— Set problem —
Scan the records below for the word "refacciones" and give only the number of lines that hold it.

[Stored items]
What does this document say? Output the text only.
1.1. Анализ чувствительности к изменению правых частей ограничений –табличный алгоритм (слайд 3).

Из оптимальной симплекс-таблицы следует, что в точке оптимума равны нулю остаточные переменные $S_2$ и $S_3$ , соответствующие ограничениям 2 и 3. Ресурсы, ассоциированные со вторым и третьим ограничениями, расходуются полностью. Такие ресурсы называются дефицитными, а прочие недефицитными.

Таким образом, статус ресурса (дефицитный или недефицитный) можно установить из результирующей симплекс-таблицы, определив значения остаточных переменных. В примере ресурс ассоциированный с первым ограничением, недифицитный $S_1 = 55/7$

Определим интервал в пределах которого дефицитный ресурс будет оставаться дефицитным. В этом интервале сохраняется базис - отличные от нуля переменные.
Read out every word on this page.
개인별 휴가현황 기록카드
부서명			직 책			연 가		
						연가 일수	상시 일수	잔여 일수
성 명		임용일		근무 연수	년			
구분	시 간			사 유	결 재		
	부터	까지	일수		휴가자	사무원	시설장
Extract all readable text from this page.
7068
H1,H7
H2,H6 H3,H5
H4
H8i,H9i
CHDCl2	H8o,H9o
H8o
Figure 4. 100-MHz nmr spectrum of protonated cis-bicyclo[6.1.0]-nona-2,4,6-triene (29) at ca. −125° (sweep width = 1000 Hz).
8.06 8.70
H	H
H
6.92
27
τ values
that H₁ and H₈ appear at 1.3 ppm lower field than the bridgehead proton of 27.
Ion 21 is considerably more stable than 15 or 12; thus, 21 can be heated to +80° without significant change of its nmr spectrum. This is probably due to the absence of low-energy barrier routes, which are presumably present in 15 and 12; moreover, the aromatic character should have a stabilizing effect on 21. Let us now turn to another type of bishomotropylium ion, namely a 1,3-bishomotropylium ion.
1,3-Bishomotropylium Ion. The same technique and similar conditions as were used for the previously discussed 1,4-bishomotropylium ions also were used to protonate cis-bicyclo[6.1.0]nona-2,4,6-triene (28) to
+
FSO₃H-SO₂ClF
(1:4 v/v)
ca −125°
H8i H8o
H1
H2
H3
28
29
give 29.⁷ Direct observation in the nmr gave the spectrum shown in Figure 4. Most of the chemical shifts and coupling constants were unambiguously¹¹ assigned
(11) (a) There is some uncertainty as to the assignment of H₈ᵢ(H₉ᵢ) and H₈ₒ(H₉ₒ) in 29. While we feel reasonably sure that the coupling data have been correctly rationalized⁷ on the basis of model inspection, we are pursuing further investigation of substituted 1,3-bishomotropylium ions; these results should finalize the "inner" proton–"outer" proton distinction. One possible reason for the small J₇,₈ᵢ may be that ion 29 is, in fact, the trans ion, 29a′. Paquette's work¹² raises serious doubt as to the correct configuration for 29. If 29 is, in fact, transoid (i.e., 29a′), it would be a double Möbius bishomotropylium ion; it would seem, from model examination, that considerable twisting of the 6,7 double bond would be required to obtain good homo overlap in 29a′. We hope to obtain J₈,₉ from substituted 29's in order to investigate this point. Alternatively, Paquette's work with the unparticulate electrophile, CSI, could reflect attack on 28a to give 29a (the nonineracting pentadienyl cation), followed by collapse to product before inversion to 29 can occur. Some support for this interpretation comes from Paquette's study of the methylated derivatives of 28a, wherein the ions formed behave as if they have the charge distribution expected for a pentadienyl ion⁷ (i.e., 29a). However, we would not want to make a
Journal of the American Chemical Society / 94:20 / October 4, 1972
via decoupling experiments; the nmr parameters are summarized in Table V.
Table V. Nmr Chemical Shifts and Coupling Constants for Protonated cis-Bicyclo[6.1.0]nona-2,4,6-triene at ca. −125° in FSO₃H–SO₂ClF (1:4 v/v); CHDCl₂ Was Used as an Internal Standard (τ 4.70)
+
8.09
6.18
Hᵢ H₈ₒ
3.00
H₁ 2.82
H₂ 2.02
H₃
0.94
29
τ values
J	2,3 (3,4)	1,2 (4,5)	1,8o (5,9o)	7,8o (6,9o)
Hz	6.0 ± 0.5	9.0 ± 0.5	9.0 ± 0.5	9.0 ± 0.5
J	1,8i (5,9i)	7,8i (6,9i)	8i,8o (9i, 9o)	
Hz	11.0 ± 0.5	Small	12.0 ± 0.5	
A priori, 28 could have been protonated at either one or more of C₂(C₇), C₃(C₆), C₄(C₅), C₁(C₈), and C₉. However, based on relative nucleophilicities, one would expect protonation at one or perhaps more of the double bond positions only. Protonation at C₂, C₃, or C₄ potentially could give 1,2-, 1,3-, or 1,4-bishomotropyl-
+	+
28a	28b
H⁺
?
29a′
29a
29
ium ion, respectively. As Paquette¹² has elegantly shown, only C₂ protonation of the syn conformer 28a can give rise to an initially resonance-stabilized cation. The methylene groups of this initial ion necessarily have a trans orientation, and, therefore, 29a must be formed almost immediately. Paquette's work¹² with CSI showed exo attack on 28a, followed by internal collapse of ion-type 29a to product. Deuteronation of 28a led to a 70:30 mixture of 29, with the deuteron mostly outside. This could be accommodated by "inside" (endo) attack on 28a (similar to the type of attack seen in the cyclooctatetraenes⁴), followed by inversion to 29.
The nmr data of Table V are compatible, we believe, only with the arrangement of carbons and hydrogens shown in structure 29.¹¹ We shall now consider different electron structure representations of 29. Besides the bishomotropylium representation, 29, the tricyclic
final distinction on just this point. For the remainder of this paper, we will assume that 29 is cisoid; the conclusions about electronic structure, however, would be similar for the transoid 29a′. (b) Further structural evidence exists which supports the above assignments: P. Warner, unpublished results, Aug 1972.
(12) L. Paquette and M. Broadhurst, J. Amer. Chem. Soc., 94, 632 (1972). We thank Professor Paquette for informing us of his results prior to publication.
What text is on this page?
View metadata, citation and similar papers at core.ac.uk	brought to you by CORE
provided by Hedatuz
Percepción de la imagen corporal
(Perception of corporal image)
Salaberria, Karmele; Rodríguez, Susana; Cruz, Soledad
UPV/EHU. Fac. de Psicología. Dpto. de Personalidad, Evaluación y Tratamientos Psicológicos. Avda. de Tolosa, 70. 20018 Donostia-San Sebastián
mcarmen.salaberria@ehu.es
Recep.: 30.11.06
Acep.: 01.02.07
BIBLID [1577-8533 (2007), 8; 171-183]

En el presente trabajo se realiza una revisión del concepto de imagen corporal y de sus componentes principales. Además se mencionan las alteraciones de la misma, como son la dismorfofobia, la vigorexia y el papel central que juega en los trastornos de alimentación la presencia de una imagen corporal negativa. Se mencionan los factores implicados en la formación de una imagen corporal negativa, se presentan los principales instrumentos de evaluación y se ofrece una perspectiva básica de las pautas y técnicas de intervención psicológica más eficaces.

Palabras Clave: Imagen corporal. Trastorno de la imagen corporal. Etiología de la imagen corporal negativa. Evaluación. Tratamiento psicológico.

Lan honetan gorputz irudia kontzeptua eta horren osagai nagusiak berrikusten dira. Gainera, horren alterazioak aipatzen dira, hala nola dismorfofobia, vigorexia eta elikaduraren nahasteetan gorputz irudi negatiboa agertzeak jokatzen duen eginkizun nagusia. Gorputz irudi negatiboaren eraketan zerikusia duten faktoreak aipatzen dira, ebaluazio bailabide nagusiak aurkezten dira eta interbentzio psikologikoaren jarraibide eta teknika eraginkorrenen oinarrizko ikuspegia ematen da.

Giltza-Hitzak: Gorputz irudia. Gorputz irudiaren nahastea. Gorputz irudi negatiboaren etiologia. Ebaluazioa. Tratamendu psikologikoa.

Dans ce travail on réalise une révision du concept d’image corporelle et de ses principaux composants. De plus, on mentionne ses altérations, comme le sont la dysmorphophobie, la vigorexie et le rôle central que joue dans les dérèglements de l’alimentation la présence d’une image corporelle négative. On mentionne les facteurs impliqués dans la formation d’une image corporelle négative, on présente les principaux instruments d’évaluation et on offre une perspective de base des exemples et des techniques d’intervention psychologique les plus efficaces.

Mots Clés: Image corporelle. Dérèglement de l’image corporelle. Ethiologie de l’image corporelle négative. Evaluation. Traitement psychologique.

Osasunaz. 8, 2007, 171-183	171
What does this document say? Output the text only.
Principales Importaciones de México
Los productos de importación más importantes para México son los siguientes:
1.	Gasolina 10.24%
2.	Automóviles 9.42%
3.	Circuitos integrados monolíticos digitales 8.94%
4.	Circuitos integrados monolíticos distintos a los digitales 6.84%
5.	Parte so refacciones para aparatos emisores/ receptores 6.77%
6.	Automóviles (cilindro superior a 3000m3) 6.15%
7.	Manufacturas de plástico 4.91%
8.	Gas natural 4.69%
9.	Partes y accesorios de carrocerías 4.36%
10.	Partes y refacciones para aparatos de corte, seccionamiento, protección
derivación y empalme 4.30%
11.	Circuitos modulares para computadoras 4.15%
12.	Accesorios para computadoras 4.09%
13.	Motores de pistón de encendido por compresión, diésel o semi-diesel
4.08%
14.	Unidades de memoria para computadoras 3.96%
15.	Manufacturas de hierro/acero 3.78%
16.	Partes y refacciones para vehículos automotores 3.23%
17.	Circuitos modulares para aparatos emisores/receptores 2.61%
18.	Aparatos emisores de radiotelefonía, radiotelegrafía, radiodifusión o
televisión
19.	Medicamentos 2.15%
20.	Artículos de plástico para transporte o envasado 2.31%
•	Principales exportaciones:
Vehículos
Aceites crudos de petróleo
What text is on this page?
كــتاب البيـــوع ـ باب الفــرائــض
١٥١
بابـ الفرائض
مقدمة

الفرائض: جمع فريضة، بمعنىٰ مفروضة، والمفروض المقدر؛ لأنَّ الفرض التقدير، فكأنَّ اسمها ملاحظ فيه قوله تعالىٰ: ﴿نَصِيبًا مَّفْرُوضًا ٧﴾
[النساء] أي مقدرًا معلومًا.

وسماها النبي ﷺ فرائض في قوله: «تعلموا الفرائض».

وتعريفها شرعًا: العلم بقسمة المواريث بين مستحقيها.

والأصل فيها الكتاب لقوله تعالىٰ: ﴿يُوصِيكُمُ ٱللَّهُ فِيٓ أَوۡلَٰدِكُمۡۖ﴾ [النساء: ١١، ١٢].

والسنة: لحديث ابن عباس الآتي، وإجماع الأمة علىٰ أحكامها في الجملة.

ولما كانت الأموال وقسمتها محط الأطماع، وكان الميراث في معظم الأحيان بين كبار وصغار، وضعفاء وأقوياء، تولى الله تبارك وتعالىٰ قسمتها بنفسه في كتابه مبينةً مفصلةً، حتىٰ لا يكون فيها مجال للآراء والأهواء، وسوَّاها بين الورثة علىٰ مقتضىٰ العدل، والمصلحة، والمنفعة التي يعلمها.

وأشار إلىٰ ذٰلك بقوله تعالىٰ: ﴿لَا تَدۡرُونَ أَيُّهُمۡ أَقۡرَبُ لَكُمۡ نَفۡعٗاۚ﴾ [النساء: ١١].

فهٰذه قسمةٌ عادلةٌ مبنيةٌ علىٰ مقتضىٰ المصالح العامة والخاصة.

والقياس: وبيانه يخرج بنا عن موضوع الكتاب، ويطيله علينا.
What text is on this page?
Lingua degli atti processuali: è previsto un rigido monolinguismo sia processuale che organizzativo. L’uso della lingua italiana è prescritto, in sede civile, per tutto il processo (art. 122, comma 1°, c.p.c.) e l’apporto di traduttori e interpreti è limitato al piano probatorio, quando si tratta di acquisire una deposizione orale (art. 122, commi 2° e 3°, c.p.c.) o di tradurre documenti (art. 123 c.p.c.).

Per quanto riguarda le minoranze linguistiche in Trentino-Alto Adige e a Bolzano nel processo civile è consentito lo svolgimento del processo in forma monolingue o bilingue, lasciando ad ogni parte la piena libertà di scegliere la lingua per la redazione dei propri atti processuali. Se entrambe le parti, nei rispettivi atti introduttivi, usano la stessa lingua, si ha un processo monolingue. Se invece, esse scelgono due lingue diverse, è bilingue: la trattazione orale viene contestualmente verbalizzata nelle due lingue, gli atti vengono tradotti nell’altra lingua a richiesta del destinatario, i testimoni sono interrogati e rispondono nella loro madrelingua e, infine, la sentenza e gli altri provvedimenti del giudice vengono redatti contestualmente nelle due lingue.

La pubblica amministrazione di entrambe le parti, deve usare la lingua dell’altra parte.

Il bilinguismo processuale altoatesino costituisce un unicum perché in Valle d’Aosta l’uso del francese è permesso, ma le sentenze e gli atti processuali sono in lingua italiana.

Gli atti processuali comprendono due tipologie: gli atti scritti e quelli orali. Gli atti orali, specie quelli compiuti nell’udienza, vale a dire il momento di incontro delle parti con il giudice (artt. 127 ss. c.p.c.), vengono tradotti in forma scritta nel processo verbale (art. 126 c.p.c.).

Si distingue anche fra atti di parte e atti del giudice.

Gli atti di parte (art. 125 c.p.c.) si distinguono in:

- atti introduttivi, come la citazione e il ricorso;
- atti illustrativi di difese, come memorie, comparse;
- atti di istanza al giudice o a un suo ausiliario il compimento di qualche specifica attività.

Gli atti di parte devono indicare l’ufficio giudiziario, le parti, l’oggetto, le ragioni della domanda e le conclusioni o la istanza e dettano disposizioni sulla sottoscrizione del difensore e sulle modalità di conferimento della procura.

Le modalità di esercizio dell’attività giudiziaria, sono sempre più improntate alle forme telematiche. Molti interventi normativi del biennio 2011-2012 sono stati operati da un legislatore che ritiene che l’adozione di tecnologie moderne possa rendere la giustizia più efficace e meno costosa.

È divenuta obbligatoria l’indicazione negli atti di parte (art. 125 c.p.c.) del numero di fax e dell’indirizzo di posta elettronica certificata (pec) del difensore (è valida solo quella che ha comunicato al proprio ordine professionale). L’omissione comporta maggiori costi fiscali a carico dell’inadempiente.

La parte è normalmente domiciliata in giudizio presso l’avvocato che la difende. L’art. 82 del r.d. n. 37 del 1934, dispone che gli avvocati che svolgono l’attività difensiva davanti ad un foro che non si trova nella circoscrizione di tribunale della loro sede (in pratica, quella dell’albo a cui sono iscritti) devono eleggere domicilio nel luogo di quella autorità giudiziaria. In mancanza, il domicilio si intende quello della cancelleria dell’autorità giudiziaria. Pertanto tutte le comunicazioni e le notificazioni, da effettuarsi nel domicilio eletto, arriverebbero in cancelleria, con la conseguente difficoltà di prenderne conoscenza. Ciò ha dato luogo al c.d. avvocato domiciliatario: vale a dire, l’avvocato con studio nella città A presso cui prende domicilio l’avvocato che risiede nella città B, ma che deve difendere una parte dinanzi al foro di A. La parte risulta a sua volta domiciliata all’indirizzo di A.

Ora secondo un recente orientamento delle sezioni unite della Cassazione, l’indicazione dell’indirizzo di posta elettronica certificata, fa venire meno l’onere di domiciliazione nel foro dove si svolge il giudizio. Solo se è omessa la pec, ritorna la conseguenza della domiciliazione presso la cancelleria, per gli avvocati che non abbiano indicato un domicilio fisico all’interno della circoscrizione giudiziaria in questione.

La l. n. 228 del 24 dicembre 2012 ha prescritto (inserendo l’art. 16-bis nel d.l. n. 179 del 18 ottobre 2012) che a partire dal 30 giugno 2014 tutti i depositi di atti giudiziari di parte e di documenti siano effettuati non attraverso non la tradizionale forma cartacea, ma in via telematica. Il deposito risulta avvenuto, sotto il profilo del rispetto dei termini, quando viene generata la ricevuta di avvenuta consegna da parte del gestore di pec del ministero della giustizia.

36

— Task answer —
3